■ **What is being asked**:
Repeat the data word for word. Do not include the pictures.

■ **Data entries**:
[Begin]

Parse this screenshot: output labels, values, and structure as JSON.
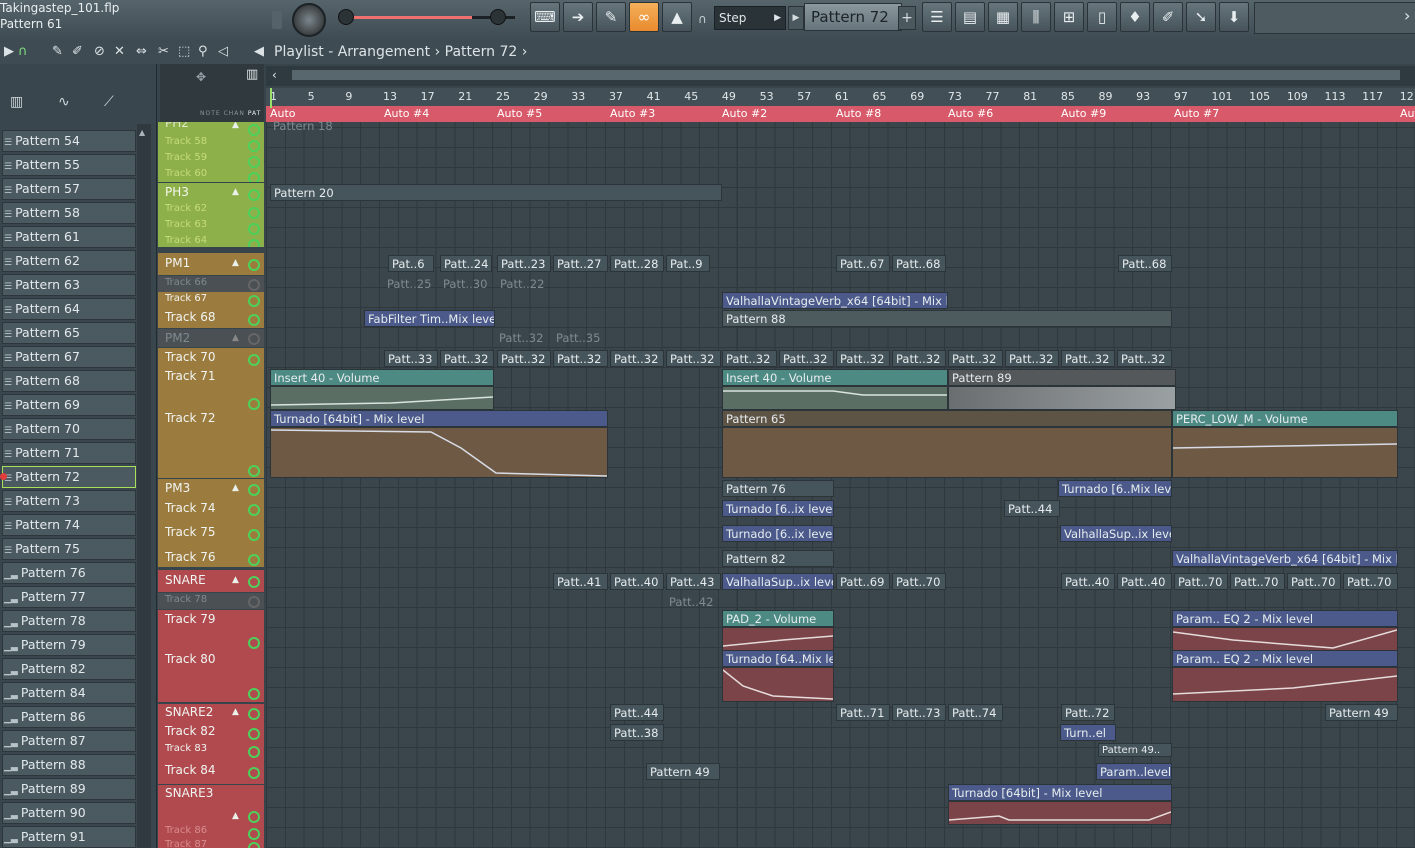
{
  "window": {
    "filename": "Takingastep_101.flp",
    "current_pattern": "Pattern 61"
  },
  "toolbar": {
    "snap": "Step",
    "pattern_selector": "Pattern 72",
    "plus": "+"
  },
  "playlist": {
    "title": "Playlist - Arrangement",
    "separator": "›",
    "pattern": "Pattern 72",
    "arrow": "›"
  },
  "left_header": {
    "icons": [
      "piano-roll",
      "waveform",
      "automation"
    ]
  },
  "patterns": [
    "Pattern 54",
    "Pattern 55",
    "Pattern 57",
    "Pattern 58",
    "Pattern 61",
    "Pattern 62",
    "Pattern 63",
    "Pattern 64",
    "Pattern 65",
    "Pattern 67",
    "Pattern 68",
    "Pattern 69",
    "Pattern 70",
    "Pattern 71",
    "Pattern 72",
    "Pattern 73",
    "Pattern 74",
    "Pattern 75",
    "Pattern 76",
    "Pattern 77",
    "Pattern 78",
    "Pattern 79",
    "Pattern 82",
    "Pattern 84",
    "Pattern 86",
    "Pattern 87",
    "Pattern 88",
    "Pattern 89",
    "Pattern 90",
    "Pattern 91"
  ],
  "header_labels": {
    "note": "NOTE",
    "chan": "CHAN",
    "pat": "PAT"
  },
  "ruler": [
    "1",
    "5",
    "9",
    "13",
    "17",
    "21",
    "25",
    "29",
    "33",
    "37",
    "41",
    "45",
    "49",
    "53",
    "57",
    "61",
    "65",
    "69",
    "73",
    "77",
    "81",
    "85",
    "89",
    "93",
    "97",
    "101",
    "105",
    "109",
    "113",
    "117",
    "121"
  ],
  "auto_labels": [
    "Auto",
    "Auto #4",
    "Auto #5",
    "Auto #3",
    "Auto #2",
    "Auto #8",
    "Auto #6",
    "Auto #9",
    "Auto #7",
    "Auto"
  ],
  "tracks": {
    "t58": "Track 58",
    "t59": "Track 59",
    "t60": "Track 60",
    "ph3": "PH3",
    "t62": "Track 62",
    "t63": "Track 63",
    "t64": "Track 64",
    "pm1": "PM1",
    "t66": "Track 66",
    "t67": "Track 67",
    "t68": "Track 68",
    "pm2": "PM2",
    "t70": "Track 70",
    "t71": "Track 71",
    "t72": "Track 72",
    "pm3": "PM3",
    "t74": "Track 74",
    "t75": "Track 75",
    "t76": "Track 76",
    "snare": "SNARE",
    "t78": "Track 78",
    "t79": "Track 79",
    "t80": "Track 80",
    "snare2": "SNARE2",
    "t82": "Track 82",
    "t83": "Track 83",
    "t84": "Track 84",
    "snare3": "SNARE3",
    "t86": "Track 86",
    "t87": "Track 87",
    "ph2": "PH2"
  },
  "clips": {
    "c_p18": "Pattern 18",
    "c_p20": "Pattern 20",
    "c_pm1_a": "Pat..6",
    "c_pm1_b": "Patt..24",
    "c_pm1_c": "Patt..23",
    "c_pm1_d": "Patt..27",
    "c_pm1_e": "Patt..28",
    "c_pm1_f": "Pat..9",
    "c_pm1_g": "Patt..67",
    "c_pm1_h": "Patt..68",
    "c_pm1_i": "Patt..68",
    "c_t66_a": "Patt..25",
    "c_t66_b": "Patt..30",
    "c_t66_c": "Patt..22",
    "c_valh": "ValhallaVintageVerb_x64 [64bit] - Mix level",
    "c_fab": "FabFilter Tim..Mix level",
    "c_p88": "Pattern 88",
    "c_pm2_a": "Patt..32",
    "c_pm2_b": "Patt..35",
    "c_t70": "Patt..33",
    "c_t70b": "Patt..32",
    "c_t70c": "Patt..32",
    "c_t70d": "Patt..32",
    "c_t70e": "Patt..32",
    "c_t70f": "Patt..32",
    "c_t70g": "Patt..32",
    "c_t70h": "Patt..32",
    "c_t70i": "Patt..32",
    "c_t70j": "Patt..32",
    "c_t70k": "Patt..32",
    "c_t70l": "Patt..32",
    "c_t70m": "Patt..32",
    "c_ins40": "Insert 40 - Volume",
    "c_ins40b": "Insert 40 - Volume",
    "c_p89": "Pattern 89",
    "c_turnado": "Turnado [64bit] - Mix level",
    "c_p65": "Pattern 65",
    "c_perc": "PERC_LOW_M - Volume",
    "c_p76": "Pattern 76",
    "c_turn6": "Turnado [6..Mix level",
    "c_t74a": "Turnado [6..ix level",
    "c_t74b": "Patt..44",
    "c_t75a": "Turnado [6..ix level",
    "c_t75b": "ValhallaSup..ix level",
    "c_p82": "Pattern 82",
    "c_valh2": "ValhallaVintageVerb_x64 [64bit] - Mix level",
    "c_sn_a": "Patt..41",
    "c_sn_b": "Patt..40",
    "c_sn_c": "Patt..43",
    "c_sn_d": "ValhallaSup..ix level",
    "c_sn_e": "Patt..69",
    "c_sn_f": "Patt..70",
    "c_sn_g": "Patt..40",
    "c_sn_h": "Patt..40",
    "c_sn_i": "Patt..70",
    "c_sn_j": "Patt..70",
    "c_sn_k": "Patt..70",
    "c_sn_l": "Patt..70",
    "c_t78": "Patt..42",
    "c_pad": "PAD_2 - Volume",
    "c_peq1": "Param.. EQ 2 - Mix level",
    "c_turn64": "Turnado [64..Mix level",
    "c_peq2": "Param.. EQ 2 - Mix level",
    "c_s2_a": "Patt..44",
    "c_s2_b": "Patt..71",
    "c_s2_c": "Patt..73",
    "c_s2_d": "Patt..74",
    "c_s2_e": "Patt..72",
    "c_s2_f": "Pattern 49",
    "c_t82a": "Patt..38",
    "c_t82b": "Turn..el",
    "c_t83": "Pattern 49..",
    "c_t84a": "Pattern 49",
    "c_t84b": "Param..level",
    "c_s3": "Turnado [64bit] - Mix level"
  },
  "colors": {
    "green": "#8db04a",
    "orange": "#9c7b3e",
    "red": "#b04a4e",
    "auto": "#d85a6a",
    "accent": "#e98a2e"
  }
}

[End]

■ **The result**:
Parse this screenshot: output labels, values, and structure as JSON.
{
  "window": {
    "filename": "Takingastep_101.flp",
    "current_pattern": "Pattern 61"
  },
  "toolbar": {
    "snap": "Step",
    "pattern_selector": "Pattern 72",
    "plus": "+"
  },
  "playlist": {
    "title": "Playlist - Arrangement",
    "separator": "›",
    "pattern": "Pattern 72",
    "arrow": "›"
  },
  "left_header": {
    "icons": [
      "piano-roll",
      "waveform",
      "automation"
    ]
  },
  "patterns": [
    "Pattern 54",
    "Pattern 55",
    "Pattern 57",
    "Pattern 58",
    "Pattern 61",
    "Pattern 62",
    "Pattern 63",
    "Pattern 64",
    "Pattern 65",
    "Pattern 67",
    "Pattern 68",
    "Pattern 69",
    "Pattern 70",
    "Pattern 71",
    "Pattern 72",
    "Pattern 73",
    "Pattern 74",
    "Pattern 75",
    "Pattern 76",
    "Pattern 77",
    "Pattern 78",
    "Pattern 79",
    "Pattern 82",
    "Pattern 84",
    "Pattern 86",
    "Pattern 87",
    "Pattern 88",
    "Pattern 89",
    "Pattern 90",
    "Pattern 91"
  ],
  "header_labels": {
    "note": "NOTE",
    "chan": "CHAN",
    "pat": "PAT"
  },
  "ruler": [
    "1",
    "5",
    "9",
    "13",
    "17",
    "21",
    "25",
    "29",
    "33",
    "37",
    "41",
    "45",
    "49",
    "53",
    "57",
    "61",
    "65",
    "69",
    "73",
    "77",
    "81",
    "85",
    "89",
    "93",
    "97",
    "101",
    "105",
    "109",
    "113",
    "117",
    "121"
  ],
  "auto_labels": [
    "Auto",
    "Auto #4",
    "Auto #5",
    "Auto #3",
    "Auto #2",
    "Auto #8",
    "Auto #6",
    "Auto #9",
    "Auto #7",
    "Auto"
  ],
  "tracks": {
    "t58": "Track 58",
    "t59": "Track 59",
    "t60": "Track 60",
    "ph3": "PH3",
    "t62": "Track 62",
    "t63": "Track 63",
    "t64": "Track 64",
    "pm1": "PM1",
    "t66": "Track 66",
    "t67": "Track 67",
    "t68": "Track 68",
    "pm2": "PM2",
    "t70": "Track 70",
    "t71": "Track 71",
    "t72": "Track 72",
    "pm3": "PM3",
    "t74": "Track 74",
    "t75": "Track 75",
    "t76": "Track 76",
    "snare": "SNARE",
    "t78": "Track 78",
    "t79": "Track 79",
    "t80": "Track 80",
    "snare2": "SNARE2",
    "t82": "Track 82",
    "t83": "Track 83",
    "t84": "Track 84",
    "snare3": "SNARE3",
    "t86": "Track 86",
    "t87": "Track 87",
    "ph2": "PH2"
  },
  "clips": {
    "c_p18": "Pattern 18",
    "c_p20": "Pattern 20",
    "c_pm1_a": "Pat..6",
    "c_pm1_b": "Patt..24",
    "c_pm1_c": "Patt..23",
    "c_pm1_d": "Patt..27",
    "c_pm1_e": "Patt..28",
    "c_pm1_f": "Pat..9",
    "c_pm1_g": "Patt..67",
    "c_pm1_h": "Patt..68",
    "c_pm1_i": "Patt..68",
    "c_t66_a": "Patt..25",
    "c_t66_b": "Patt..30",
    "c_t66_c": "Patt..22",
    "c_valh": "ValhallaVintageVerb_x64 [64bit] - Mix level",
    "c_fab": "FabFilter Tim..Mix level",
    "c_p88": "Pattern 88",
    "c_pm2_a": "Patt..32",
    "c_pm2_b": "Patt..35",
    "c_t70": "Patt..33",
    "c_t70b": "Patt..32",
    "c_t70c": "Patt..32",
    "c_t70d": "Patt..32",
    "c_t70e": "Patt..32",
    "c_t70f": "Patt..32",
    "c_t70g": "Patt..32",
    "c_t70h": "Patt..32",
    "c_t70i": "Patt..32",
    "c_t70j": "Patt..32",
    "c_t70k": "Patt..32",
    "c_t70l": "Patt..32",
    "c_t70m": "Patt..32",
    "c_ins40": "Insert 40 - Volume",
    "c_ins40b": "Insert 40 - Volume",
    "c_p89": "Pattern 89",
    "c_turnado": "Turnado [64bit] - Mix level",
    "c_p65": "Pattern 65",
    "c_perc": "PERC_LOW_M - Volume",
    "c_p76": "Pattern 76",
    "c_turn6": "Turnado [6..Mix level",
    "c_t74a": "Turnado [6..ix level",
    "c_t74b": "Patt..44",
    "c_t75a": "Turnado [6..ix level",
    "c_t75b": "ValhallaSup..ix level",
    "c_p82": "Pattern 82",
    "c_valh2": "ValhallaVintageVerb_x64 [64bit] - Mix level",
    "c_sn_a": "Patt..41",
    "c_sn_b": "Patt..40",
    "c_sn_c": "Patt..43",
    "c_sn_d": "ValhallaSup..ix level",
    "c_sn_e": "Patt..69",
    "c_sn_f": "Patt..70",
    "c_sn_g": "Patt..40",
    "c_sn_h": "Patt..40",
    "c_sn_i": "Patt..70",
    "c_sn_j": "Patt..70",
    "c_sn_k": "Patt..70",
    "c_sn_l": "Patt..70",
    "c_t78": "Patt..42",
    "c_pad": "PAD_2 - Volume",
    "c_peq1": "Param.. EQ 2 - Mix level",
    "c_turn64": "Turnado [64..Mix level",
    "c_peq2": "Param.. EQ 2 - Mix level",
    "c_s2_a": "Patt..44",
    "c_s2_b": "Patt..71",
    "c_s2_c": "Patt..73",
    "c_s2_d": "Patt..74",
    "c_s2_e": "Patt..72",
    "c_s2_f": "Pattern 49",
    "c_t82a": "Patt..38",
    "c_t82b": "Turn..el",
    "c_t83": "Pattern 49..",
    "c_t84a": "Pattern 49",
    "c_t84b": "Param..level",
    "c_s3": "Turnado [64bit] - Mix level"
  },
  "colors": {
    "green": "#8db04a",
    "orange": "#9c7b3e",
    "red": "#b04a4e",
    "auto": "#d85a6a",
    "accent": "#e98a2e"
  }
}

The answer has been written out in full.